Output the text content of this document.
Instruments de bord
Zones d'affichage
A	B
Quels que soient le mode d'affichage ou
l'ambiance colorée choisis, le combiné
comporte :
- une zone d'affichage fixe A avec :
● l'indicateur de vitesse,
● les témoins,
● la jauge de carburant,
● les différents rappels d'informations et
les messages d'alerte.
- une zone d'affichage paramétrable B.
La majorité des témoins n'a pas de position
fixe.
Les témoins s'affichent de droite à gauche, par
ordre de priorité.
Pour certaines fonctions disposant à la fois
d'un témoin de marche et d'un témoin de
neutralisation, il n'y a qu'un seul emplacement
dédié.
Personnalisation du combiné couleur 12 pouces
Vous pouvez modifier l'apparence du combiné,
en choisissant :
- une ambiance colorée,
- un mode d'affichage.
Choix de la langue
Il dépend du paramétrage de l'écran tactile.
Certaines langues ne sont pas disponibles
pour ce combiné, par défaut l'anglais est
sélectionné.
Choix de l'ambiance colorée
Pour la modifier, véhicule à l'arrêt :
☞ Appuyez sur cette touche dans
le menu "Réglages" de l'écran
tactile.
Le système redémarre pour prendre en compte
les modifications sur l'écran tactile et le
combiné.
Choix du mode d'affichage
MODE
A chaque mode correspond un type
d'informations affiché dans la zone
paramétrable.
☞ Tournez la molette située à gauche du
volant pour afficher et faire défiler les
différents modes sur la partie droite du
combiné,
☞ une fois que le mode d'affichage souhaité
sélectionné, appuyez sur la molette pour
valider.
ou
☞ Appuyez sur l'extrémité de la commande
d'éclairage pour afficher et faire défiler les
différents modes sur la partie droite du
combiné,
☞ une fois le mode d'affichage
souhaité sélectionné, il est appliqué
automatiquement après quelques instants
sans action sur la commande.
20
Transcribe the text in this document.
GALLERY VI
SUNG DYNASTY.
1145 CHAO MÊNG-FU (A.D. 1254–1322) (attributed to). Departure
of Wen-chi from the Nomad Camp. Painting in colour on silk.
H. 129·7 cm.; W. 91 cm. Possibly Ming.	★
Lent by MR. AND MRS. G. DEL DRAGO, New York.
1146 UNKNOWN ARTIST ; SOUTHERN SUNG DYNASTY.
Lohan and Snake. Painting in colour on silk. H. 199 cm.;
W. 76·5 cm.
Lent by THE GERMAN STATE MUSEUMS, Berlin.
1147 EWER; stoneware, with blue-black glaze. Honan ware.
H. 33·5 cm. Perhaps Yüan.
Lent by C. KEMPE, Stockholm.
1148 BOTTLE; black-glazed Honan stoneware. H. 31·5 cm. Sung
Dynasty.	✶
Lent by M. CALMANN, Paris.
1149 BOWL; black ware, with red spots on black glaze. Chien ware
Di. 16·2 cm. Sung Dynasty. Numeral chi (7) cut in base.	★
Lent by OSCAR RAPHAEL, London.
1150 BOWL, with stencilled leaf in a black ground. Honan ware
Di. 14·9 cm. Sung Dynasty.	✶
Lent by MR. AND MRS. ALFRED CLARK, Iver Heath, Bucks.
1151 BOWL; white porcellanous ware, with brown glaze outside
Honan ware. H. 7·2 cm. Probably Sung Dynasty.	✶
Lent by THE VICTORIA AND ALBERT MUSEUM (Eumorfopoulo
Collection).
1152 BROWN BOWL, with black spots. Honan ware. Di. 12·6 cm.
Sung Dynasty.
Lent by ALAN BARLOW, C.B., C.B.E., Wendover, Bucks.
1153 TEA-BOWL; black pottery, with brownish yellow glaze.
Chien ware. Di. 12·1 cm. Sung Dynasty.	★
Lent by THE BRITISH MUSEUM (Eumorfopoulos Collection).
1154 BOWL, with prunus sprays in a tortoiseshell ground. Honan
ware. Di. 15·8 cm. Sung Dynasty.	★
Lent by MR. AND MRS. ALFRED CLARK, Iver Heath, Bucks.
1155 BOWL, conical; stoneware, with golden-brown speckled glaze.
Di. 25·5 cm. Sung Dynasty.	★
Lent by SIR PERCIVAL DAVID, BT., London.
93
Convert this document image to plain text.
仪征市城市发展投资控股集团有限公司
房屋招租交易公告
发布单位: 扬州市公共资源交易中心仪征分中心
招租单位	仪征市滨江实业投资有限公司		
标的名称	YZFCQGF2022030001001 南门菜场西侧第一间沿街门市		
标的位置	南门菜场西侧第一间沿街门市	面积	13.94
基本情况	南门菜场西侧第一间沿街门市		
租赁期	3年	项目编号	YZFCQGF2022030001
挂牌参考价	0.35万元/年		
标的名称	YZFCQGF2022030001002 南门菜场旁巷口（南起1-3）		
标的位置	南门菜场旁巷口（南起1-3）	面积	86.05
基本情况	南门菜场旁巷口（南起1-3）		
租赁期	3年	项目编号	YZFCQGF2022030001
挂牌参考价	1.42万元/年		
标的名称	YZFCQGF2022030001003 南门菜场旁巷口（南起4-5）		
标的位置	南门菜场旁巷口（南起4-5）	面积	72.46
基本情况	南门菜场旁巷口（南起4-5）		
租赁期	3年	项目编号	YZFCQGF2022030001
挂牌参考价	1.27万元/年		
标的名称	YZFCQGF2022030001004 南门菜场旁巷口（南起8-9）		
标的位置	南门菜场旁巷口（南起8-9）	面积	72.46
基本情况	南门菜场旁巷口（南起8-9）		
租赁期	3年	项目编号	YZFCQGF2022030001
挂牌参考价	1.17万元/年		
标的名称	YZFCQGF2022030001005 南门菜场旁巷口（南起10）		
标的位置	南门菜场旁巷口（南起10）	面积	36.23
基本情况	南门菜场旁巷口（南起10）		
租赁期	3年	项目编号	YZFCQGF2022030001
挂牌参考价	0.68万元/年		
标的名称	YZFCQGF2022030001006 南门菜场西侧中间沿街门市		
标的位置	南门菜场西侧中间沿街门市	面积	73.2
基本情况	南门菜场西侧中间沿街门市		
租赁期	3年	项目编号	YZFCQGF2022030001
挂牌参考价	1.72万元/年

==============================

▶ [Required task]:
Take the line that contains "Convert this document image to plain text." and each line after it down to the last of the records, and retype them exactly; add nothing else.

▶ [Result]:
Convert this document image to plain text.
仪征市城市发展投资控股集团有限公司
房屋招租交易公告
发布单位: 扬州市公共资源交易中心仪征分中心
招租单位	仪征市滨江实业投资有限公司		
标的名称	YZFCQGF2022030001001 南门菜场西侧第一间沿街门市		
标的位置	南门菜场西侧第一间沿街门市	面积	13.94
基本情况	南门菜场西侧第一间沿街门市		
租赁期	3年	项目编号	YZFCQGF2022030001
挂牌参考价	0.35万元/年		
标的名称	YZFCQGF2022030001002 南门菜场旁巷口（南起1-3）		
标的位置	南门菜场旁巷口（南起1-3）	面积	86.05
基本情况	南门菜场旁巷口（南起1-3）		
租赁期	3年	项目编号	YZFCQGF2022030001
挂牌参考价	1.42万元/年		
标的名称	YZFCQGF2022030001003 南门菜场旁巷口（南起4-5）		
标的位置	南门菜场旁巷口（南起4-5）	面积	72.46
基本情况	南门菜场旁巷口（南起4-5）		
租赁期	3年	项目编号	YZFCQGF2022030001
挂牌参考价	1.27万元/年		
标的名称	YZFCQGF2022030001004 南门菜场旁巷口（南起8-9）		
标的位置	南门菜场旁巷口（南起8-9）	面积	72.46
基本情况	南门菜场旁巷口（南起8-9）		
租赁期	3年	项目编号	YZFCQGF2022030001
挂牌参考价	1.17万元/年		
标的名称	YZFCQGF2022030001005 南门菜场旁巷口（南起10）		
标的位置	南门菜场旁巷口（南起10）	面积	36.23
基本情况	南门菜场旁巷口（南起10）		
租赁期	3年	项目编号	YZFCQGF2022030001
挂牌参考价	0.68万元/年		
标的名称	YZFCQGF2022030001006 南门菜场西侧中间沿街门市		
标的位置	南门菜场西侧中间沿街门市	面积	73.2
基本情况	南门菜场西侧中间沿街门市		
租赁期	3年	项目编号	YZFCQGF2022030001
挂牌参考价	1.72万元/年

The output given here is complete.